Copy every line of the data exactly, leaving nothing out.

• [EXTRACTED MATERIAL]
<<<<

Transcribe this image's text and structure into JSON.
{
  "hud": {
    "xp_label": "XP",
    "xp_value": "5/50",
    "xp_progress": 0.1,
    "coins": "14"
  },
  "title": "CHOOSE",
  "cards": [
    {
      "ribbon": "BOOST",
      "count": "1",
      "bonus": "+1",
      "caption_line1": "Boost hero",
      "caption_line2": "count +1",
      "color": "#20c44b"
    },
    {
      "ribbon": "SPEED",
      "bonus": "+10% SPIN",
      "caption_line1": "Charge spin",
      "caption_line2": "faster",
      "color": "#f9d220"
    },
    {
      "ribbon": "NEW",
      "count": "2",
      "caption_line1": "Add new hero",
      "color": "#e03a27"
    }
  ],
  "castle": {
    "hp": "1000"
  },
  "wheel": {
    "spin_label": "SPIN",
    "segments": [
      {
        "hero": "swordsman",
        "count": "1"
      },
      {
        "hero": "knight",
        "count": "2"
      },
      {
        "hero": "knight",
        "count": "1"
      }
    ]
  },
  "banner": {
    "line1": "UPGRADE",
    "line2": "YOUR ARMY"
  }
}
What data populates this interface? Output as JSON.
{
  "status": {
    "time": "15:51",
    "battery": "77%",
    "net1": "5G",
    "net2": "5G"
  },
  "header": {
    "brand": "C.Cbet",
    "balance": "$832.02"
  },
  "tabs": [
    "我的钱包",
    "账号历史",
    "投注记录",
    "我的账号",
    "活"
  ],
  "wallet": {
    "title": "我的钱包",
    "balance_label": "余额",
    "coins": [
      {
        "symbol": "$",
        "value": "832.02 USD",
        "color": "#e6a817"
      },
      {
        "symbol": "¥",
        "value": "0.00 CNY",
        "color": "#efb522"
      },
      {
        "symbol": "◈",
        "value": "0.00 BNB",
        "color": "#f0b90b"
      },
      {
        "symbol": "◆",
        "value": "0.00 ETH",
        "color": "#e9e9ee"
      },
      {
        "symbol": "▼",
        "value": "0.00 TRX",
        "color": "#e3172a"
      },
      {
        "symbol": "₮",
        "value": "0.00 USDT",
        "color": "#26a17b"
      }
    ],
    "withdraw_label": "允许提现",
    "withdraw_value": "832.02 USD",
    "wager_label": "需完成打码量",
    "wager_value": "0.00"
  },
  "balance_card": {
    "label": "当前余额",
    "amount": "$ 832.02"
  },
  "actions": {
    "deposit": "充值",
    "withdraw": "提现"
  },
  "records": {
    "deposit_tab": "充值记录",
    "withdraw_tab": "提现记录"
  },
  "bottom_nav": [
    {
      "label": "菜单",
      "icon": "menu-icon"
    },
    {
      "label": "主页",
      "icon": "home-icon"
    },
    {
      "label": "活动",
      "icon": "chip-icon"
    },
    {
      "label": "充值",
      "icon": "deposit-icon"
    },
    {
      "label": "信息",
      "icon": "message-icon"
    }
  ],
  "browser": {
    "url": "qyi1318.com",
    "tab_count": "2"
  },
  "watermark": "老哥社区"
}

>>>>

• [EXERCISE RESPONSE]
Transcribe this image's text and structure into JSON.
{
  "hud": {
    "xp_label": "XP",
    "xp_value": "5/50",
    "xp_progress": 0.1,
    "coins": "14"
  },
  "title": "CHOOSE",
  "cards": [
    {
      "ribbon": "BOOST",
      "count": "1",
      "bonus": "+1",
      "caption_line1": "Boost hero",
      "caption_line2": "count +1",
      "color": "#20c44b"
    },
    {
      "ribbon": "SPEED",
      "bonus": "+10% SPIN",
      "caption_line1": "Charge spin",
      "caption_line2": "faster",
      "color": "#f9d220"
    },
    {
      "ribbon": "NEW",
      "count": "2",
      "caption_line1": "Add new hero",
      "color": "#e03a27"
    }
  ],
  "castle": {
    "hp": "1000"
  },
  "wheel": {
    "spin_label": "SPIN",
    "segments": [
      {
        "hero": "swordsman",
        "count": "1"
      },
      {
        "hero": "knight",
        "count": "2"
      },
      {
        "hero": "knight",
        "count": "1"
      }
    ]
  },
  "banner": {
    "line1": "UPGRADE",
    "line2": "YOUR ARMY"
  }
}
What data populates this interface? Output as JSON.
{
  "status": {
    "time": "15:51",
    "battery": "77%",
    "net1": "5G",
    "net2": "5G"
  },
  "header": {
    "brand": "C.Cbet",
    "balance": "$832.02"
  },
  "tabs": [
    "我的钱包",
    "账号历史",
    "投注记录",
    "我的账号",
    "活"
  ],
  "wallet": {
    "title": "我的钱包",
    "balance_label": "余额",
    "coins": [
      {
        "symbol": "$",
        "value": "832.02 USD",
        "color": "#e6a817"
      },
      {
        "symbol": "¥",
        "value": "0.00 CNY",
        "color": "#efb522"
      },
      {
        "symbol": "◈",
        "value": "0.00 BNB",
        "color": "#f0b90b"
      },
      {
        "symbol": "◆",
        "value": "0.00 ETH",
        "color": "#e9e9ee"
      },
      {
        "symbol": "▼",
        "value": "0.00 TRX",
        "color": "#e3172a"
      },
      {
        "symbol": "₮",
        "value": "0.00 USDT",
        "color": "#26a17b"
      }
    ],
    "withdraw_label": "允许提现",
    "withdraw_value": "832.02 USD",
    "wager_label": "需完成打码量",
    "wager_value": "0.00"
  },
  "balance_card": {
    "label": "当前余额",
    "amount": "$ 832.02"
  },
  "actions": {
    "deposit": "充值",
    "withdraw": "提现"
  },
  "records": {
    "deposit_tab": "充值记录",
    "withdraw_tab": "提现记录"
  },
  "bottom_nav": [
    {
      "label": "菜单",
      "icon": "menu-icon"
    },
    {
      "label": "主页",
      "icon": "home-icon"
    },
    {
      "label": "活动",
      "icon": "chip-icon"
    },
    {
      "label": "充值",
      "icon": "deposit-icon"
    },
    {
      "label": "信息",
      "icon": "message-icon"
    }
  ],
  "browser": {
    "url": "qyi1318.com",
    "tab_count": "2"
  },
  "watermark": "老哥社区"
}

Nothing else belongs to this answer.